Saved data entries
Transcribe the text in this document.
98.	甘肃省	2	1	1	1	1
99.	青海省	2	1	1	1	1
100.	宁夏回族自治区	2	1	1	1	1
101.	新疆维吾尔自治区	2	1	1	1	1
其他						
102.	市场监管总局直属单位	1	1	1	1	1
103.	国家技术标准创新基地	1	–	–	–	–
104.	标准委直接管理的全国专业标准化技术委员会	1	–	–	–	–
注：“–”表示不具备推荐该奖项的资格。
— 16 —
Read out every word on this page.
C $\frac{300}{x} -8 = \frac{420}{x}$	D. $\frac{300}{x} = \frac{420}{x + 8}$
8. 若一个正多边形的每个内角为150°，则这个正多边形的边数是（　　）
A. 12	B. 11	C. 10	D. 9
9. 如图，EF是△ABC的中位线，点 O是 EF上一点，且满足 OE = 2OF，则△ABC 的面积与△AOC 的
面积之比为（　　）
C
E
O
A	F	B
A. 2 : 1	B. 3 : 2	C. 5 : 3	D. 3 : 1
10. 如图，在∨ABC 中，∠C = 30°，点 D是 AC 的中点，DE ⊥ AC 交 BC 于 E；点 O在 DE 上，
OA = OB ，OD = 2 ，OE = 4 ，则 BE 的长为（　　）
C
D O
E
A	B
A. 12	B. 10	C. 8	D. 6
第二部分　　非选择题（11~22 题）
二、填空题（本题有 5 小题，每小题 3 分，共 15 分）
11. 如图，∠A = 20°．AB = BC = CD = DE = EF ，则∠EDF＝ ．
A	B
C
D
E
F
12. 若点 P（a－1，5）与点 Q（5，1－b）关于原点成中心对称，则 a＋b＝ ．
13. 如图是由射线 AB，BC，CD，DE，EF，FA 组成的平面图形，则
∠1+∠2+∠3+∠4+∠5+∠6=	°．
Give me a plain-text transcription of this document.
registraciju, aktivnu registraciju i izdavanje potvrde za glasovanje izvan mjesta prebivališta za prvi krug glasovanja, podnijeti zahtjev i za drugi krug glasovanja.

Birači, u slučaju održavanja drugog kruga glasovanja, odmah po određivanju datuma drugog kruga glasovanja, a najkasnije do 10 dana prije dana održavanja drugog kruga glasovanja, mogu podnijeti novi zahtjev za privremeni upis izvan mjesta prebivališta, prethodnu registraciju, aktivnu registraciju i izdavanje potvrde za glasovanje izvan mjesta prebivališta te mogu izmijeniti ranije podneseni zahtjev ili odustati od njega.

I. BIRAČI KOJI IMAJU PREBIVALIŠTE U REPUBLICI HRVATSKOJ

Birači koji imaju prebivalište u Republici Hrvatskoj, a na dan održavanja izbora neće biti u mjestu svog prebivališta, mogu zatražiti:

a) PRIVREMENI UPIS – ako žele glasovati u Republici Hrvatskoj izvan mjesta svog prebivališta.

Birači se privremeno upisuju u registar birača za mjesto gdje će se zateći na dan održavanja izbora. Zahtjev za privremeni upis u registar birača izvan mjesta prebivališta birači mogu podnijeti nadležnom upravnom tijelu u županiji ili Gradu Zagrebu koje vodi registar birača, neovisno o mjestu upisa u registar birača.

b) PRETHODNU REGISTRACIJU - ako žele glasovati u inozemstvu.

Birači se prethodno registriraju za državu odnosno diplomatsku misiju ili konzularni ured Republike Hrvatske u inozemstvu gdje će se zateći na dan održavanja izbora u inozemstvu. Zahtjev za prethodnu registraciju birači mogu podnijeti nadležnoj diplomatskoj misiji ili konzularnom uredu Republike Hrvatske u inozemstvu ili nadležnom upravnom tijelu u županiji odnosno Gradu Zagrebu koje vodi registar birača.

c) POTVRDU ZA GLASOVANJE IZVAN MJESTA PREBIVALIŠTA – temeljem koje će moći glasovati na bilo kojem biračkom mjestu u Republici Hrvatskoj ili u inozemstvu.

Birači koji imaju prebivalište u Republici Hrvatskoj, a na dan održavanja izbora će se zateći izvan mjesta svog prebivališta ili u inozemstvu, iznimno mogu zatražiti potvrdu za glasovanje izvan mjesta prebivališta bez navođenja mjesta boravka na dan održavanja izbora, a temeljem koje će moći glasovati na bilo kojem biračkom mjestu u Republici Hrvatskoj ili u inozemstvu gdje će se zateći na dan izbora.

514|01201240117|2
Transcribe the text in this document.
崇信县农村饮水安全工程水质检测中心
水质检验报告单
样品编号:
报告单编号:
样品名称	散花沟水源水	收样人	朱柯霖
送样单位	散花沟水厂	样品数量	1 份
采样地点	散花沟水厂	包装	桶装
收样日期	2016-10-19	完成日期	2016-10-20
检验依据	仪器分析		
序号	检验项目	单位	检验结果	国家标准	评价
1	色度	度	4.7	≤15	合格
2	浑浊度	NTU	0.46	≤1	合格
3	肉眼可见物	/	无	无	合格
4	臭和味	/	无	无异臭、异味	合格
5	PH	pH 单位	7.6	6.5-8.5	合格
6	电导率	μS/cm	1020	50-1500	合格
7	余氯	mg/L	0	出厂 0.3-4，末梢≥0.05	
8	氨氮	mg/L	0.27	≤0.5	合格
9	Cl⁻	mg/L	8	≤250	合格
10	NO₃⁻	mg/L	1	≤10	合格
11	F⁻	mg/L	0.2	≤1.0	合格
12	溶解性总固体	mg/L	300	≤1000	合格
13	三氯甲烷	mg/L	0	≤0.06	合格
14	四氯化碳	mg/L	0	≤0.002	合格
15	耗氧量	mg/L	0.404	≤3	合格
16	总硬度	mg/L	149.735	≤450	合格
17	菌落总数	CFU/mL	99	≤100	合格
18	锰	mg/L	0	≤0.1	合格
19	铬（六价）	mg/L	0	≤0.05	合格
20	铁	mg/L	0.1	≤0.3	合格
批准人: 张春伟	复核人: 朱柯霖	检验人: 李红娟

Given task: Word for word, write out all of the data above.

Written reply:
Transcribe the text in this document.
98.	甘肃省	2	1	1	1	1
99.	青海省	2	1	1	1	1
100.	宁夏回族自治区	2	1	1	1	1
101.	新疆维吾尔自治区	2	1	1	1	1
其他						
102.	市场监管总局直属单位	1	1	1	1	1
103.	国家技术标准创新基地	1	–	–	–	–
104.	标准委直接管理的全国专业标准化技术委员会	1	–	–	–	–
注：“–”表示不具备推荐该奖项的资格。
— 16 —
Read out every word on this page.
C $\frac{300}{x} -8 = \frac{420}{x}$	D. $\frac{300}{x} = \frac{420}{x + 8}$
8. 若一个正多边形的每个内角为150°，则这个正多边形的边数是（　　）
A. 12	B. 11	C. 10	D. 9
9. 如图，EF是△ABC的中位线，点 O是 EF上一点，且满足 OE = 2OF，则△ABC 的面积与△AOC 的
面积之比为（　　）
C
E
O
A	F	B
A. 2 : 1	B. 3 : 2	C. 5 : 3	D. 3 : 1
10. 如图，在∨ABC 中，∠C = 30°，点 D是 AC 的中点，DE ⊥ AC 交 BC 于 E；点 O在 DE 上，
OA = OB ，OD = 2 ，OE = 4 ，则 BE 的长为（　　）
C
D O
E
A	B
A. 12	B. 10	C. 8	D. 6
第二部分　　非选择题（11~22 题）
二、填空题（本题有 5 小题，每小题 3 分，共 15 分）
11. 如图，∠A = 20°．AB = BC = CD = DE = EF ，则∠EDF＝ ．
A	B
C
D
E
F
12. 若点 P（a－1，5）与点 Q（5，1－b）关于原点成中心对称，则 a＋b＝ ．
13. 如图是由射线 AB，BC，CD，DE，EF，FA 组成的平面图形，则
∠1+∠2+∠3+∠4+∠5+∠6=	°．
Give me a plain-text transcription of this document.
registraciju, aktivnu registraciju i izdavanje potvrde za glasovanje izvan mjesta prebivališta za prvi krug glasovanja, podnijeti zahtjev i za drugi krug glasovanja.

Birači, u slučaju održavanja drugog kruga glasovanja, odmah po određivanju datuma drugog kruga glasovanja, a najkasnije do 10 dana prije dana održavanja drugog kruga glasovanja, mogu podnijeti novi zahtjev za privremeni upis izvan mjesta prebivališta, prethodnu registraciju, aktivnu registraciju i izdavanje potvrde za glasovanje izvan mjesta prebivališta te mogu izmijeniti ranije podneseni zahtjev ili odustati od njega.

I. BIRAČI KOJI IMAJU PREBIVALIŠTE U REPUBLICI HRVATSKOJ

Birači koji imaju prebivalište u Republici Hrvatskoj, a na dan održavanja izbora neće biti u mjestu svog prebivališta, mogu zatražiti:

a) PRIVREMENI UPIS – ako žele glasovati u Republici Hrvatskoj izvan mjesta svog prebivališta.

Birači se privremeno upisuju u registar birača za mjesto gdje će se zateći na dan održavanja izbora. Zahtjev za privremeni upis u registar birača izvan mjesta prebivališta birači mogu podnijeti nadležnom upravnom tijelu u županiji ili Gradu Zagrebu koje vodi registar birača, neovisno o mjestu upisa u registar birača.

b) PRETHODNU REGISTRACIJU - ako žele glasovati u inozemstvu.

Birači se prethodno registriraju za državu odnosno diplomatsku misiju ili konzularni ured Republike Hrvatske u inozemstvu gdje će se zateći na dan održavanja izbora u inozemstvu. Zahtjev za prethodnu registraciju birači mogu podnijeti nadležnoj diplomatskoj misiji ili konzularnom uredu Republike Hrvatske u inozemstvu ili nadležnom upravnom tijelu u županiji odnosno Gradu Zagrebu koje vodi registar birača.

c) POTVRDU ZA GLASOVANJE IZVAN MJESTA PREBIVALIŠTA – temeljem koje će moći glasovati na bilo kojem biračkom mjestu u Republici Hrvatskoj ili u inozemstvu.

Birači koji imaju prebivalište u Republici Hrvatskoj, a na dan održavanja izbora će se zateći izvan mjesta svog prebivališta ili u inozemstvu, iznimno mogu zatražiti potvrdu za glasovanje izvan mjesta prebivališta bez navođenja mjesta boravka na dan održavanja izbora, a temeljem koje će moći glasovati na bilo kojem biračkom mjestu u Republici Hrvatskoj ili u inozemstvu gdje će se zateći na dan izbora.

514|01201240117|2
Transcribe the text in this document.
崇信县农村饮水安全工程水质检测中心
水质检验报告单
样品编号:
报告单编号:
样品名称	散花沟水源水	收样人	朱柯霖
送样单位	散花沟水厂	样品数量	1 份
采样地点	散花沟水厂	包装	桶装
收样日期	2016-10-19	完成日期	2016-10-20
检验依据	仪器分析		
序号	检验项目	单位	检验结果	国家标准	评价
1	色度	度	4.7	≤15	合格
2	浑浊度	NTU	0.46	≤1	合格
3	肉眼可见物	/	无	无	合格
4	臭和味	/	无	无异臭、异味	合格
5	PH	pH 单位	7.6	6.5-8.5	合格
6	电导率	μS/cm	1020	50-1500	合格
7	余氯	mg/L	0	出厂 0.3-4，末梢≥0.05	
8	氨氮	mg/L	0.27	≤0.5	合格
9	Cl⁻	mg/L	8	≤250	合格
10	NO₃⁻	mg/L	1	≤10	合格
11	F⁻	mg/L	0.2	≤1.0	合格
12	溶解性总固体	mg/L	300	≤1000	合格
13	三氯甲烷	mg/L	0	≤0.06	合格
14	四氯化碳	mg/L	0	≤0.002	合格
15	耗氧量	mg/L	0.404	≤3	合格
16	总硬度	mg/L	149.735	≤450	合格
17	菌落总数	CFU/mL	99	≤100	合格
18	锰	mg/L	0	≤0.1	合格
19	铬（六价）	mg/L	0	≤0.05	合格
20	铁	mg/L	0.1	≤0.3	合格
批准人: 张春伟	复核人: 朱柯霖	检验人: 李红娟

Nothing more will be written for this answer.